> **WRITTEN PROBLEM**: From the entries below, gather each line containing the word "Prep".

> **TASK INPUT**:
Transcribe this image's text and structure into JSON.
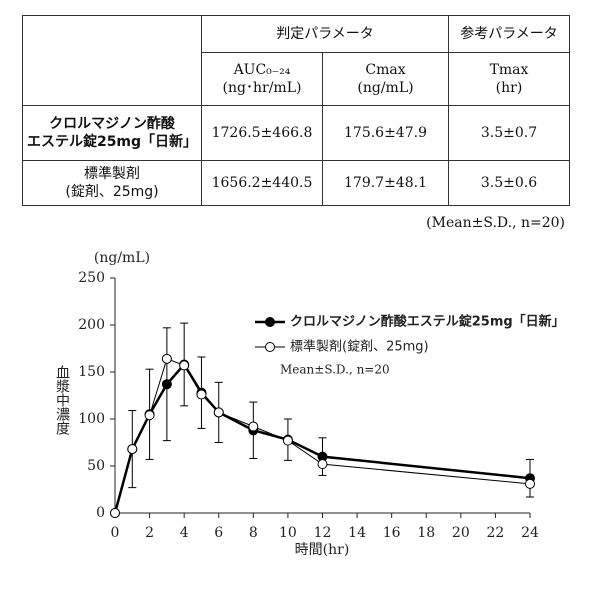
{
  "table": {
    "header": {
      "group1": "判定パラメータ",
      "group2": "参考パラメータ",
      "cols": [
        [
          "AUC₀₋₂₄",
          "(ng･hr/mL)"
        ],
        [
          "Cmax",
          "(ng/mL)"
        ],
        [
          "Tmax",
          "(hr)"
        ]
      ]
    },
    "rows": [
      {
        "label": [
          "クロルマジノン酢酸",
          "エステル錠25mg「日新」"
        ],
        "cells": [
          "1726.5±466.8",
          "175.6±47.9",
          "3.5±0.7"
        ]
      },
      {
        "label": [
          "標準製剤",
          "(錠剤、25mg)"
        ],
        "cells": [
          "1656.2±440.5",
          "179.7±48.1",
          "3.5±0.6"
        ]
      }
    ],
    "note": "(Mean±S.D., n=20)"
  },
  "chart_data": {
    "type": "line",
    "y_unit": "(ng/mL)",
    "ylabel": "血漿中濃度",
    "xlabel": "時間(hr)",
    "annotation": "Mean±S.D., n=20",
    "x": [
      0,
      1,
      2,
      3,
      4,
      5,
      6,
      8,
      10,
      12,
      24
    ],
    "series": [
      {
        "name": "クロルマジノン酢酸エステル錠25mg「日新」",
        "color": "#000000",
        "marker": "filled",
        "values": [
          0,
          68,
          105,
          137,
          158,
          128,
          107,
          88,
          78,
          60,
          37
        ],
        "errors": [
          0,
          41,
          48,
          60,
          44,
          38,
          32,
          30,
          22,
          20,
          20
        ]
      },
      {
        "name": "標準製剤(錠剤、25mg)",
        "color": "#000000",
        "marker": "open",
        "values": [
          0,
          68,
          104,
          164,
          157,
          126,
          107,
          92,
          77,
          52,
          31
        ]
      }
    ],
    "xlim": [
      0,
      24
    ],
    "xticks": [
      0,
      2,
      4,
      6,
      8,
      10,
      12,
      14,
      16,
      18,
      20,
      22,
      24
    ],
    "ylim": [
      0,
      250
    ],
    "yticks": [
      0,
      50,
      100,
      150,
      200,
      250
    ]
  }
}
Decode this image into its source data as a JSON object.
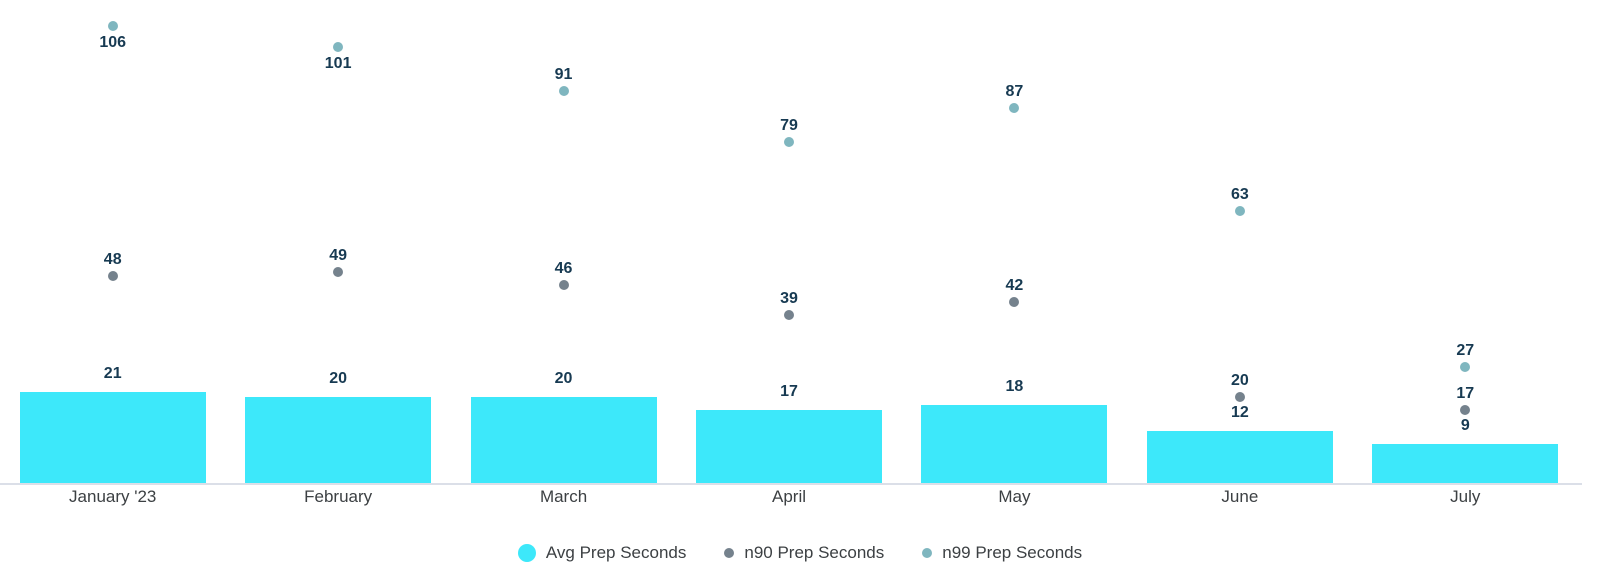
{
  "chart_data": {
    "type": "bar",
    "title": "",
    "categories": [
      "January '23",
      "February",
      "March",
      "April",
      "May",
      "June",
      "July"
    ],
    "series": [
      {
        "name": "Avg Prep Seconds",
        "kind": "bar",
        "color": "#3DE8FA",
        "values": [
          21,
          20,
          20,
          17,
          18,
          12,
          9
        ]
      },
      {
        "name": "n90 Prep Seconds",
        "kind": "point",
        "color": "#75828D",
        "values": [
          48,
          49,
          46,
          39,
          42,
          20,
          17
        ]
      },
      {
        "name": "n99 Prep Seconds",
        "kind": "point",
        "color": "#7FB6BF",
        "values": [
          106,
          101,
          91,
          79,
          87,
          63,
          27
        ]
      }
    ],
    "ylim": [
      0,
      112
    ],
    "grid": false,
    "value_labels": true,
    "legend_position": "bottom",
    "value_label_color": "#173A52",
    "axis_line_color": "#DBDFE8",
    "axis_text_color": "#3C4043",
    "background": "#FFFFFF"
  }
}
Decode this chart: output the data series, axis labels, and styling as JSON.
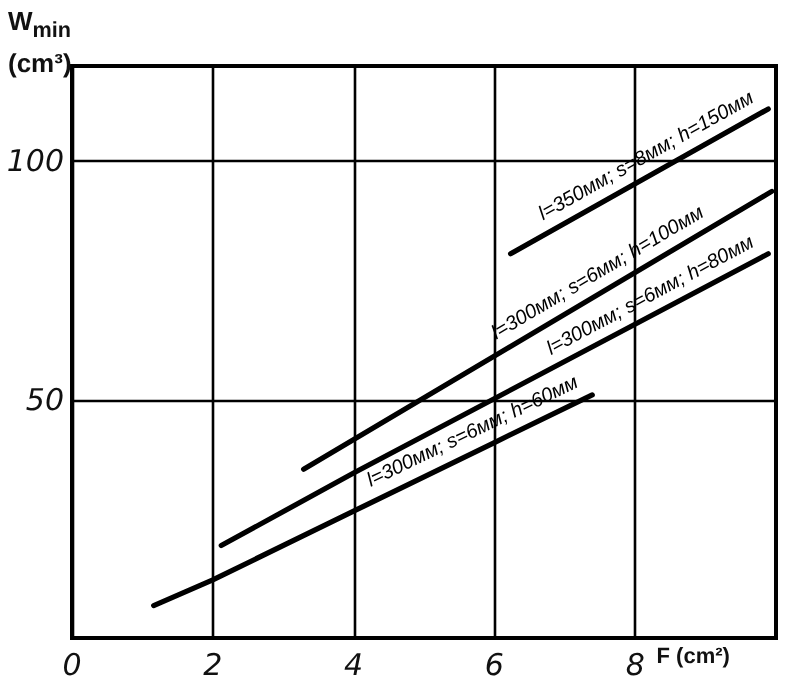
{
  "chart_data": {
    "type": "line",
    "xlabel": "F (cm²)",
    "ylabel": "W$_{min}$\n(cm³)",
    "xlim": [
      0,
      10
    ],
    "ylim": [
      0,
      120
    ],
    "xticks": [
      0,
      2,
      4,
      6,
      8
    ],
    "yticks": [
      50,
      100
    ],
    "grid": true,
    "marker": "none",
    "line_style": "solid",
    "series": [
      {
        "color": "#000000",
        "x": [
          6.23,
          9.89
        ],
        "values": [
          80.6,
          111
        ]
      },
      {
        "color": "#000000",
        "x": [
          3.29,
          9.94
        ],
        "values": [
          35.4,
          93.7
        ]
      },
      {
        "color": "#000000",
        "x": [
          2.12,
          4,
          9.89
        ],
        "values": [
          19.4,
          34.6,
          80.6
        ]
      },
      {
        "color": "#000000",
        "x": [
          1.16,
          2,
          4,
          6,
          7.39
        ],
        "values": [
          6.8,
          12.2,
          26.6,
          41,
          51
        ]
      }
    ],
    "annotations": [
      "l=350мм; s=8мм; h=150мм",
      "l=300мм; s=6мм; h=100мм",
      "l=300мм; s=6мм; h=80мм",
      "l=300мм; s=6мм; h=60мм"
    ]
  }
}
--
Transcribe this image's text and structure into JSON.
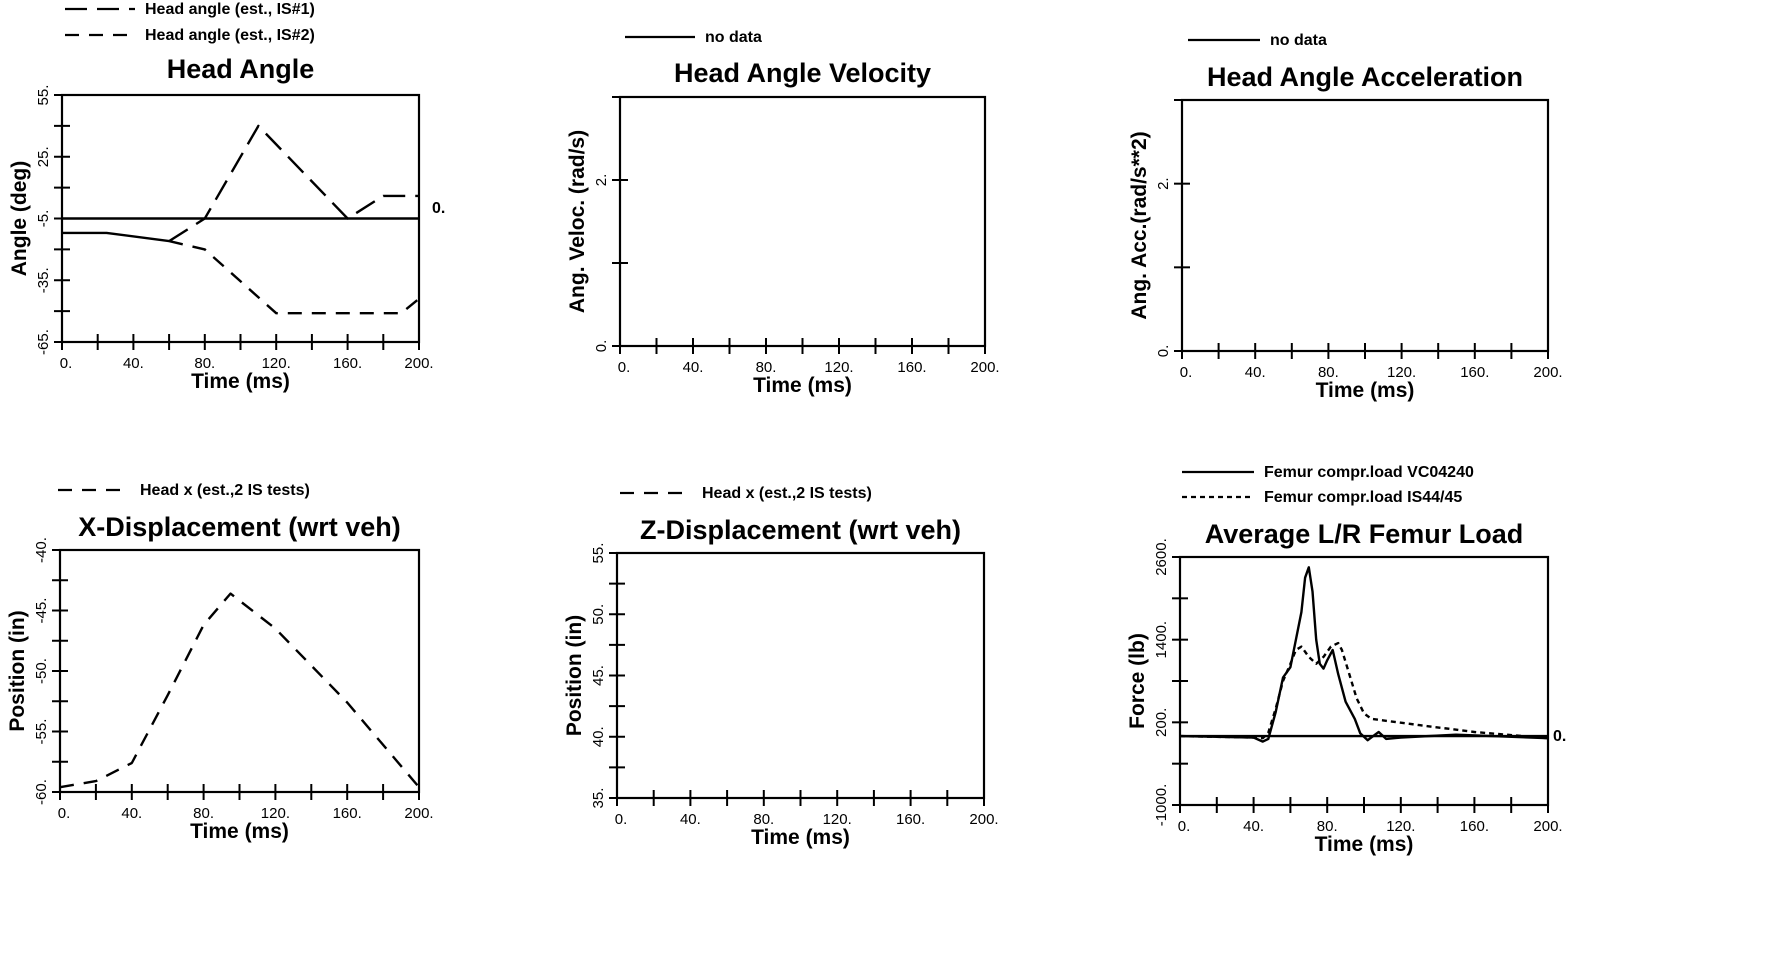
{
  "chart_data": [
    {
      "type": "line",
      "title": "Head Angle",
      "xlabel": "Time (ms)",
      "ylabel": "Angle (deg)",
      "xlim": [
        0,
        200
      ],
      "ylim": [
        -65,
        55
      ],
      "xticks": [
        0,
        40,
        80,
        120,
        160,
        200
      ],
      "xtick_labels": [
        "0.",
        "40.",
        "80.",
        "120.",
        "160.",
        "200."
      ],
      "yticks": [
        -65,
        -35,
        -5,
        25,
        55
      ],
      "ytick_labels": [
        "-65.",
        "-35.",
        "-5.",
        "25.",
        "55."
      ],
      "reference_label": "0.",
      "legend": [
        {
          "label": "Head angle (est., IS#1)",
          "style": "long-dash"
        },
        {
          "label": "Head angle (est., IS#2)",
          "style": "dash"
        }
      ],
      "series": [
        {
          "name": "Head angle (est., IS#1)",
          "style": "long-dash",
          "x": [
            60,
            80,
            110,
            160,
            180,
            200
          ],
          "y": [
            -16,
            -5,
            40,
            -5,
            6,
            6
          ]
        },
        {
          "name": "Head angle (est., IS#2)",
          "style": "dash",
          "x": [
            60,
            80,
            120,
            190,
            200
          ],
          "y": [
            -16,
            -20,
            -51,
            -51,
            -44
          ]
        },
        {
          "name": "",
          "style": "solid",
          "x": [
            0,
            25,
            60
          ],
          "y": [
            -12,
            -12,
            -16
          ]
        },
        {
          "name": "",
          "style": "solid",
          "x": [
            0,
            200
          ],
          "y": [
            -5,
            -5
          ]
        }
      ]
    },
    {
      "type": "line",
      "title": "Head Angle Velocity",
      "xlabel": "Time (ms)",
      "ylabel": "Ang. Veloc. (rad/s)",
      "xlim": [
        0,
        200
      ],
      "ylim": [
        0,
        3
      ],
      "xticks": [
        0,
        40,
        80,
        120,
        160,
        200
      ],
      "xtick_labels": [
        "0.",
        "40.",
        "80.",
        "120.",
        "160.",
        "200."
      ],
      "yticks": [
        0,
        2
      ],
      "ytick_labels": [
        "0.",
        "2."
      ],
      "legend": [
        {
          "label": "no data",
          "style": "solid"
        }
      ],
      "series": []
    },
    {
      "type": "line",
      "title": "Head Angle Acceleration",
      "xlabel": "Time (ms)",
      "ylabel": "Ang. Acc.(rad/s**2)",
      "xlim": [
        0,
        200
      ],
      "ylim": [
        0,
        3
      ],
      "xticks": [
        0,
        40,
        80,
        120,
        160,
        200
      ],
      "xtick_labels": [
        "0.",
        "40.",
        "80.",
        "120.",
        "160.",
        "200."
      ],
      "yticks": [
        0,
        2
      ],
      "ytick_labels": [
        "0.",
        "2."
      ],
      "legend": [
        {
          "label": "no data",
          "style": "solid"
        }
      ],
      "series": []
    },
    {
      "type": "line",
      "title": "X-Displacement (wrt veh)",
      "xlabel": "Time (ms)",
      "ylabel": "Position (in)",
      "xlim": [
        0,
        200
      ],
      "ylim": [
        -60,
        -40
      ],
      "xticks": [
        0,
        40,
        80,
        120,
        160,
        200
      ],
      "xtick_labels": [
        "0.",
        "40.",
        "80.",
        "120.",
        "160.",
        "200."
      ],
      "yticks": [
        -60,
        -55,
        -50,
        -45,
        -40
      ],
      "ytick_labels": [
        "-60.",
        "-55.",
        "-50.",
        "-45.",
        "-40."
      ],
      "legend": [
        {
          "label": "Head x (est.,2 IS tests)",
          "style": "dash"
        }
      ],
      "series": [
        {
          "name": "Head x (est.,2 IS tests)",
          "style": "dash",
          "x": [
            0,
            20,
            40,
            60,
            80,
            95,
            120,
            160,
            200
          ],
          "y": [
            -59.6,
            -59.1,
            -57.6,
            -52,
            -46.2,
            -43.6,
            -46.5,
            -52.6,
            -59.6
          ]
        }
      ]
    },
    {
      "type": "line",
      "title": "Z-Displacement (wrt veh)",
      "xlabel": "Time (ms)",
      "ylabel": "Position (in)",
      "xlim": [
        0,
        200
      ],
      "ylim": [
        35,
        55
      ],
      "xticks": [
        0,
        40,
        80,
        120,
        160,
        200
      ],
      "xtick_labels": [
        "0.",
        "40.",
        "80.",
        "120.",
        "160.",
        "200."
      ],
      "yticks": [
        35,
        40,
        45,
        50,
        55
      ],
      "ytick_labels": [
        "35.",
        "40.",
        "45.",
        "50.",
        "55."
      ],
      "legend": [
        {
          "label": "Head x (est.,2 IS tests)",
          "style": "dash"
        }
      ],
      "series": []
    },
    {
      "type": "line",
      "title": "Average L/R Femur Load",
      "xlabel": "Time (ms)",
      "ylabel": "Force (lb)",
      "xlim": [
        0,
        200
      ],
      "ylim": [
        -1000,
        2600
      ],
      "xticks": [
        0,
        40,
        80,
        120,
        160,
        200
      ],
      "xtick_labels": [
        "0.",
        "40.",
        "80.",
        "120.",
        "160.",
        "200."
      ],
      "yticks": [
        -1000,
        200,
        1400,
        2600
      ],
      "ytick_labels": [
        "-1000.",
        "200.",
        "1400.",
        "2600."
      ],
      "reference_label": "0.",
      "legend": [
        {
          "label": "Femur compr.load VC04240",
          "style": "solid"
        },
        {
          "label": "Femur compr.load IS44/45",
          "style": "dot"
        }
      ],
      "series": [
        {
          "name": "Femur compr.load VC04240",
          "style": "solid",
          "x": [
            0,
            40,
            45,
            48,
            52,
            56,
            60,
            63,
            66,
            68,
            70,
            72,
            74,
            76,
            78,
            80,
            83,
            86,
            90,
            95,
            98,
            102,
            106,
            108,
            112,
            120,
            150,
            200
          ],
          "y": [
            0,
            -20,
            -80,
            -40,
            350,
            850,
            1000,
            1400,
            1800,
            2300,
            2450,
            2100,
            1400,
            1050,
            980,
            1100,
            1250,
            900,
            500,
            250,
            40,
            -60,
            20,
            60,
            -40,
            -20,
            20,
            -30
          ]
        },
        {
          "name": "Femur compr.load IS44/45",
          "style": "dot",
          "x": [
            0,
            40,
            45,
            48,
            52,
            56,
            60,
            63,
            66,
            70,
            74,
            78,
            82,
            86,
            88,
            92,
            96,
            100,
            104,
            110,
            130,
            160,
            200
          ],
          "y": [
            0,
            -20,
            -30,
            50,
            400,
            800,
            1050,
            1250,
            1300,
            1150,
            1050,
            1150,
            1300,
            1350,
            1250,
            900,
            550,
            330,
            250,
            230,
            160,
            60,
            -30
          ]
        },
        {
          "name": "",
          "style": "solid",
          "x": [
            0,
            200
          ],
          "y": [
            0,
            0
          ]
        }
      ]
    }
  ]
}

> **WRITTEN RESPONSE**:
        "name": "Avg Prep Seconds",
        "name": "n90 Prep Seconds",
        "name": "n99 Prep Seconds",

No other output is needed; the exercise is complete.